• _Source data_

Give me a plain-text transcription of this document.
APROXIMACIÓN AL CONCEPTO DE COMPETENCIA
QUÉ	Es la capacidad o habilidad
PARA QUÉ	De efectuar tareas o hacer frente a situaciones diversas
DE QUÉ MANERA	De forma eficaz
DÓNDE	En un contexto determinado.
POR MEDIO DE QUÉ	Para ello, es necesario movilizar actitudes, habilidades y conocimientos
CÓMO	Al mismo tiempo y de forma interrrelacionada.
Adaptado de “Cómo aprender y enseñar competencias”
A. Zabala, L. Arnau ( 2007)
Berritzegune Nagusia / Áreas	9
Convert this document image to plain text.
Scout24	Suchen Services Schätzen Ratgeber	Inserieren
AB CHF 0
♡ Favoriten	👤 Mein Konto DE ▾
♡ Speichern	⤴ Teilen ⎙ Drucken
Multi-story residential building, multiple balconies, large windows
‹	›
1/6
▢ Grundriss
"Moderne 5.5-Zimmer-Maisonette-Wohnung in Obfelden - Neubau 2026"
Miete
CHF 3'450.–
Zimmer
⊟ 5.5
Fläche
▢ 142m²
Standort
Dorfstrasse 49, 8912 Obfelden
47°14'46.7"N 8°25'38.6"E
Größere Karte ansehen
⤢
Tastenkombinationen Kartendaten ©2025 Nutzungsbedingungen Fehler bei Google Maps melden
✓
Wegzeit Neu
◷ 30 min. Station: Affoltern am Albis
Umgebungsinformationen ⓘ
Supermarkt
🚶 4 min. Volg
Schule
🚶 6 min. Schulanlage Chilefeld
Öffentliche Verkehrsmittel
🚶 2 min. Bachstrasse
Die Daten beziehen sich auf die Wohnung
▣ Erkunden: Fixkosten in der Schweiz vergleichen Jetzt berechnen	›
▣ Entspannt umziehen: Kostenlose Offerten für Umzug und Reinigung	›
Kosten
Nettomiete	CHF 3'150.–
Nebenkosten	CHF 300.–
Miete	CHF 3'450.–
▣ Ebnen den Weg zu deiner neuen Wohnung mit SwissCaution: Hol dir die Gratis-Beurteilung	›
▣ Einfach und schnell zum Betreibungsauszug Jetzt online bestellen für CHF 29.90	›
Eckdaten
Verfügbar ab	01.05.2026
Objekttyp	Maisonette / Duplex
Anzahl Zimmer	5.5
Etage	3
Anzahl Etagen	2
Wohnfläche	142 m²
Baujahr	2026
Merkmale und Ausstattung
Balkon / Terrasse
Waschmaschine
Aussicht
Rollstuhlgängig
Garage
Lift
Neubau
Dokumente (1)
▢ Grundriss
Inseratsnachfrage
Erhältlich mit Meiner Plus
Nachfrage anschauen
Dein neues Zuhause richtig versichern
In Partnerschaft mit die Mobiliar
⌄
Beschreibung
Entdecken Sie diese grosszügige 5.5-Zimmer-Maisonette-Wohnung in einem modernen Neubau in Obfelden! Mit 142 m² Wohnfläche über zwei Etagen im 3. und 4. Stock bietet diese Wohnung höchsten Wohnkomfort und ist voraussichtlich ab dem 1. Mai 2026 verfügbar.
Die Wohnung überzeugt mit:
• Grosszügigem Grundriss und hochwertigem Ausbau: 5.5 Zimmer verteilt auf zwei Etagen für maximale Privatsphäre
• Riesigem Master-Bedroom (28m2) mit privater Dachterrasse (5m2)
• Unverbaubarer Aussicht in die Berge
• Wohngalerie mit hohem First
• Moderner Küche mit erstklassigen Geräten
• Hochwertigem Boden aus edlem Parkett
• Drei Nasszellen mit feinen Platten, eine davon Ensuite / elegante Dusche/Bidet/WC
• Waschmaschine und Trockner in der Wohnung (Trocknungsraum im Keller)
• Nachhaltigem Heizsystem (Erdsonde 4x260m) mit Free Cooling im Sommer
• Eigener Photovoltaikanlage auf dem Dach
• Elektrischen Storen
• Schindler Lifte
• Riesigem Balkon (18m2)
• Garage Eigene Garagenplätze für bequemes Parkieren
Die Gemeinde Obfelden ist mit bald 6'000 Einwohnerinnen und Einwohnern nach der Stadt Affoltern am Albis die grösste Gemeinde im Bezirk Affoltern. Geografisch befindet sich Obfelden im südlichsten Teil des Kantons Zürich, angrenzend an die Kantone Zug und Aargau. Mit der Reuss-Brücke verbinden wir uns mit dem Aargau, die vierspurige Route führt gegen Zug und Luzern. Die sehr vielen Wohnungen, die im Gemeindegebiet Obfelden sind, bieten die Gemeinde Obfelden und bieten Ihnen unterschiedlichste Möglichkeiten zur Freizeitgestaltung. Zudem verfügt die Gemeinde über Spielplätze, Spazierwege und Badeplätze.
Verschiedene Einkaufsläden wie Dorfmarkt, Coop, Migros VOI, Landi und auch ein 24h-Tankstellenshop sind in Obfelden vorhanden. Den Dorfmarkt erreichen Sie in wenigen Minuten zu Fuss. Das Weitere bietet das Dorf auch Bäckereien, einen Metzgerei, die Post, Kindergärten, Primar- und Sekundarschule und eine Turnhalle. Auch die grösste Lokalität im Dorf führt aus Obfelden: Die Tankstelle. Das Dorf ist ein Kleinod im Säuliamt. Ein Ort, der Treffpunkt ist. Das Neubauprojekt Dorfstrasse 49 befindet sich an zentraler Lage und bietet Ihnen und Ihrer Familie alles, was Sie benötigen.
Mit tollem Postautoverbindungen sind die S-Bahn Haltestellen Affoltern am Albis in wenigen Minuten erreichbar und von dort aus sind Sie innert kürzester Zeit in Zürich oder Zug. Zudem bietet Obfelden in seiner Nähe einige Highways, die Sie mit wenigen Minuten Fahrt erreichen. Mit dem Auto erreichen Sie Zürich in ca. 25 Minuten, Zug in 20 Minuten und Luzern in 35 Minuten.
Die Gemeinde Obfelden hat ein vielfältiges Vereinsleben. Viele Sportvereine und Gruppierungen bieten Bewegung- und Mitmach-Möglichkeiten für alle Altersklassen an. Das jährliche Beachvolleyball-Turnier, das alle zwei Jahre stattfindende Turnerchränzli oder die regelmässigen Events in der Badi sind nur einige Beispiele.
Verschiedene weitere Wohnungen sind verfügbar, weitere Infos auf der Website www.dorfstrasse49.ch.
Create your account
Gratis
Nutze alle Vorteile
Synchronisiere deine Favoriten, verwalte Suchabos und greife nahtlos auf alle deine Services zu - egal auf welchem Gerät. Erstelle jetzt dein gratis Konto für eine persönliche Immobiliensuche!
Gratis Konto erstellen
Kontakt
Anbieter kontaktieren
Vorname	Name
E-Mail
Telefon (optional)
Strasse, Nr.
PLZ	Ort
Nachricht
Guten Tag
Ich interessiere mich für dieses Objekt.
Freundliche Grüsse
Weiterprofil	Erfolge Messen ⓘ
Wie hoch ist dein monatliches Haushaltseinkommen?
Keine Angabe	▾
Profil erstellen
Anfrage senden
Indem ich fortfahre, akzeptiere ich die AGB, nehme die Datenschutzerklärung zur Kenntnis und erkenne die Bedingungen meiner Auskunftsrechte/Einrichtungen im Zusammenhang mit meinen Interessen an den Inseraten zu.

• _What is required_
Check each line above for the string "Ihnen" and show the ones that have it.

• _The result_
Die Gemeinde Obfelden ist mit bald 6'000 Einwohnerinnen und Einwohnern nach der Stadt Affoltern am Albis die grösste Gemeinde im Bezirk Affoltern. Geografisch befindet sich Obfelden im südlichsten Teil des Kantons Zürich, angrenzend an die Kantone Zug und Aargau. Mit der Reuss-Brücke verbinden wir uns mit dem Aargau, die vierspurige Route führt gegen Zug und Luzern. Die sehr vielen Wohnungen, die im Gemeindegebiet Obfelden sind, bieten die Gemeinde Obfelden und bieten Ihnen unterschiedlichste Möglichkeiten zur Freizeitgestaltung. Zudem verfügt die Gemeinde über Spielplätze, Spazierwege und Badeplätze.
Verschiedene Einkaufsläden wie Dorfmarkt, Coop, Migros VOI, Landi und auch ein 24h-Tankstellenshop sind in Obfelden vorhanden. Den Dorfmarkt erreichen Sie in wenigen Minuten zu Fuss. Das Weitere bietet das Dorf auch Bäckereien, einen Metzgerei, die Post, Kindergärten, Primar- und Sekundarschule und eine Turnhalle. Auch die grösste Lokalität im Dorf führt aus Obfelden: Die Tankstelle. Das Dorf ist ein Kleinod im Säuliamt. Ein Ort, der Treffpunkt ist. Das Neubauprojekt Dorfstrasse 49 befindet sich an zentraler Lage und bietet Ihnen und Ihrer Familie alles, was Sie benötigen.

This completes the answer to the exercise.